# [ЦИТИРУЕМЫЙ ТЕКСТ]
▽

Эти несогласованности указывают на то, чего на самом деле хочет коснуться Ницше. Какая-либо однозначная формулировка этого не достигла бы. Вот-бытие — это толкующее вот-бытие и толкуемое вот-бытие, оно мыслится в пределах некоего круга, который, как кажется, упраздняет себя и всё-таки вновь продолжает своё движение. Вот-бытие — это то объективность, то субъективность, иногда ей свойственна определённая стабильность, затем она оборачивается как раз-таки постоянным упразднением стабильности, это нечто несомненно присутствующее и непрестанно сомневающееся и достойное сомнения, бытие и небытие, сущность и видимость. Нельзя упрощать то, что имел в виду Ницше: это не полагающее само себя и творящее мир Я, не мир, который есть лишь моё представление, не знаемый и знающий себя мир идеализма; это даже не мир как предмет возможного исследования, каким посредством своей проясняющей критики его делает разум. В отличие от всех достигающих определённости идей того или иного рода, каждая из которых находит своё выражение в способе, которым высказывается Ницше, основой его мышления является, скорее, претензия, пройдя сквозь все эти уровни, достичь той точки, где я незаменимым образом, будучи поистине самим собой, должен читать и истолковывать бытие, потому что я есмь тот, кто я есмь. Ницше во всех на вид лишь общих высказываниях указывает на историчность экзистенции. Неограниченное количество осуществляемых в истории толкований образует основу подлинного бытия, которая теперь, как подлинный первоисток, пронизывает и объемлет собой все толкования и ориентирована на сам текст: отныне истина испытывается не как способ интерпретирования, который я могу играючи опробовать в числе прочих, но как истина самой экзистенции, в реальном историческом сознании читающая мир как некий шифр, будучи для него истиной как таковой, в которой всеобщее знание об истолковании и каждое известное извне определённое толкование снимается, становясь настоящим самого бытия. Так истина становится «моей» истиной и одновременно не только моей, ибо она, во-первых, исторически стала тем, в чём я нахожу себя и своё бытие; во-вторых, она есть само бытие (называемое Ницше волей к власти) в силу того, что последнее, экзистируя, становится мной самим.

△

[Сохранённые данные]
▽

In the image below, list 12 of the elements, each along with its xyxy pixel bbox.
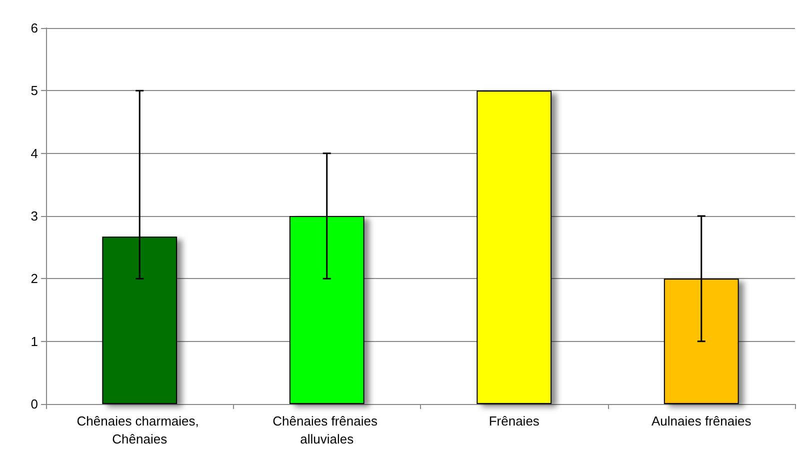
bar — [476, 90, 552, 404]
x-tick-label: Chênaies frênaies alluviales — [272, 414, 382, 446]
y-tick-label: 4 — [30, 146, 38, 161]
y-tick-label: 2 — [30, 271, 38, 286]
y-tick-label: 1 — [30, 334, 38, 349]
y-tick-label: 5 — [30, 83, 38, 98]
y-tick-label: 0 — [30, 396, 38, 412]
x-tick-label: Frênaies — [488, 414, 540, 428]
y-tick-label: 6 — [30, 20, 38, 36]
x-tick-label: Aulnaies frênaies — [652, 414, 752, 428]
y-tick-label: 3 — [30, 208, 38, 224]
x-tick-label: Chênaies charmaies, Chênaies — [76, 414, 202, 446]
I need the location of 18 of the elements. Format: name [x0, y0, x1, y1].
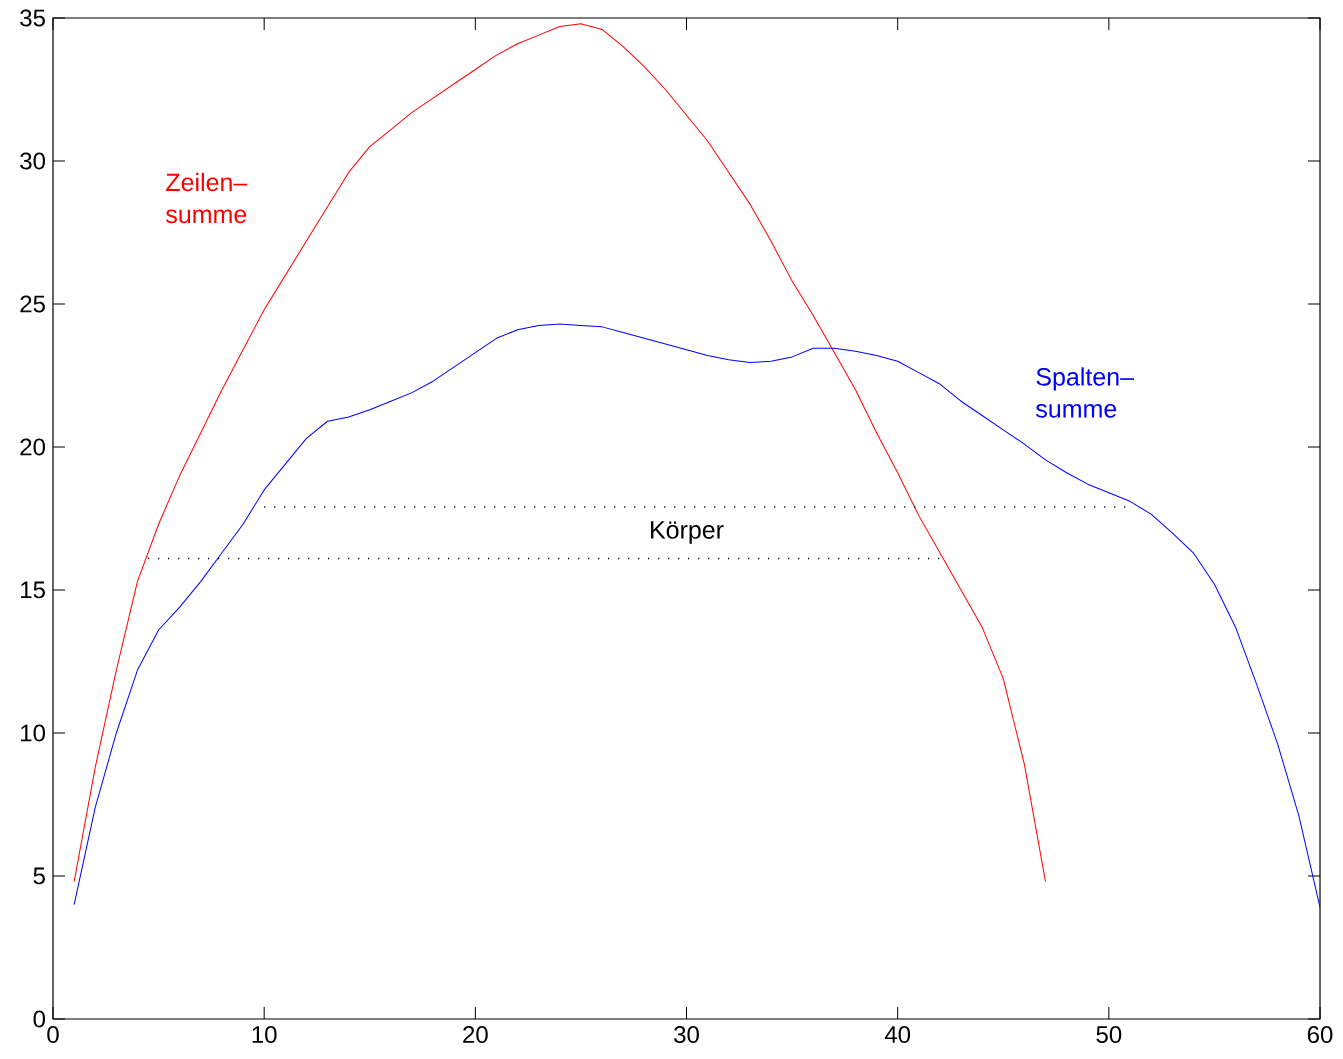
- x-tick-label: 60: [1307, 1026, 1333, 1044]
- x-tick-label: 20: [463, 1026, 488, 1044]
- y-tick-label: 20: [20, 438, 46, 456]
- y-tick-label: 15: [21, 581, 45, 599]
- y-tick-label: 5: [33, 867, 45, 885]
- annotation: Körper: [651, 521, 724, 544]
- text: Zeilen– summe: [166, 172, 248, 224]
- x-tick-label: 30: [674, 1026, 699, 1044]
- x-tick-label: 50: [1096, 1026, 1122, 1044]
- x-tick-label: 10: [252, 1026, 277, 1044]
- series-label: Spalten– summe: [1036, 367, 1134, 418]
- x-tick-label: 0: [47, 1026, 59, 1044]
- x-tick-label: 40: [884, 1026, 911, 1044]
- y-tick-label: 30: [20, 152, 46, 170]
- y-tick-label: 10: [21, 724, 46, 742]
- y-tick-label: 35: [20, 9, 45, 27]
- y-tick-label: 0: [33, 1010, 46, 1028]
- y-tick-label: 25: [20, 295, 45, 313]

△

# [ЧТО СДЕЛАТЬ]
A. Как, согласно тексту о Ницше, сам Ницше называет бытие, которое, экзистируя, становится мной самим?
B. Перечислите все варианты, до которых, как сказано в тексте о Ницше, нельзя упрощать то, что он имел в виду.
C. Допишите текст о Ницше, начиная сразу после его последнего предложения.

# [ОТВЕТЫ]
A. Волей к власти.

B.
- полагающее само себя и творящее мир Я;
- мир, который есть лишь моё представление;
- знаемый и знающий себя мир идеализма;
- мир как предмет возможного исследования, каким его делает разум посредством своей проясняющей критики.

C.
Поэтому, хотя в теории истолкования всякое вот-бытие есть толкующее и толкуемое вот-бытие, хотя читаемый текст находится вне меня и во мне, да и я сам есть лишь текст, который я могу прочесть, однако Ницше всё-таки намечает возможные границы. Всё не проваливается в бездну. Постоянно преобразуясь в процессе истолкования, я где-то неизбежно сталкиваюсь с некоей основой. Имеется нечто устойчивое, что не растворяется в интерпретациях и даже не затрагивается ими: «В основе нашего существа, там, “в самом низу”, конечно, есть нечто не поддающееся обучению, некий гранит духовного фатума … При каждой кардинальной проблеме что-то неизменное говорит: “это я” … Порою мы находим известные решения проблем … может быть, с этих пор мы начинаем называть их своими “убеждениями”. Позже — мы видим в них только … путевые столбы, ведущие к проблеме, которую представляем собою мы, — вернее, к великой глупости, которую мы представляем собою, к нашему духовному фатуму, к тому не поддающемуся обучению элементу, который лежит там, “в самом низу”» (ПТСДЗ, 353).
Феномен истолкования
Ницше чётко определил принцип истолкования и описал его фактическое осуществление — как постоянной переоценки, как непрестанного становления, вплоть до понимания самого себя как истолкования с тем, чтобы в спектре возможных толкований установить ранг и ценность каждого из них.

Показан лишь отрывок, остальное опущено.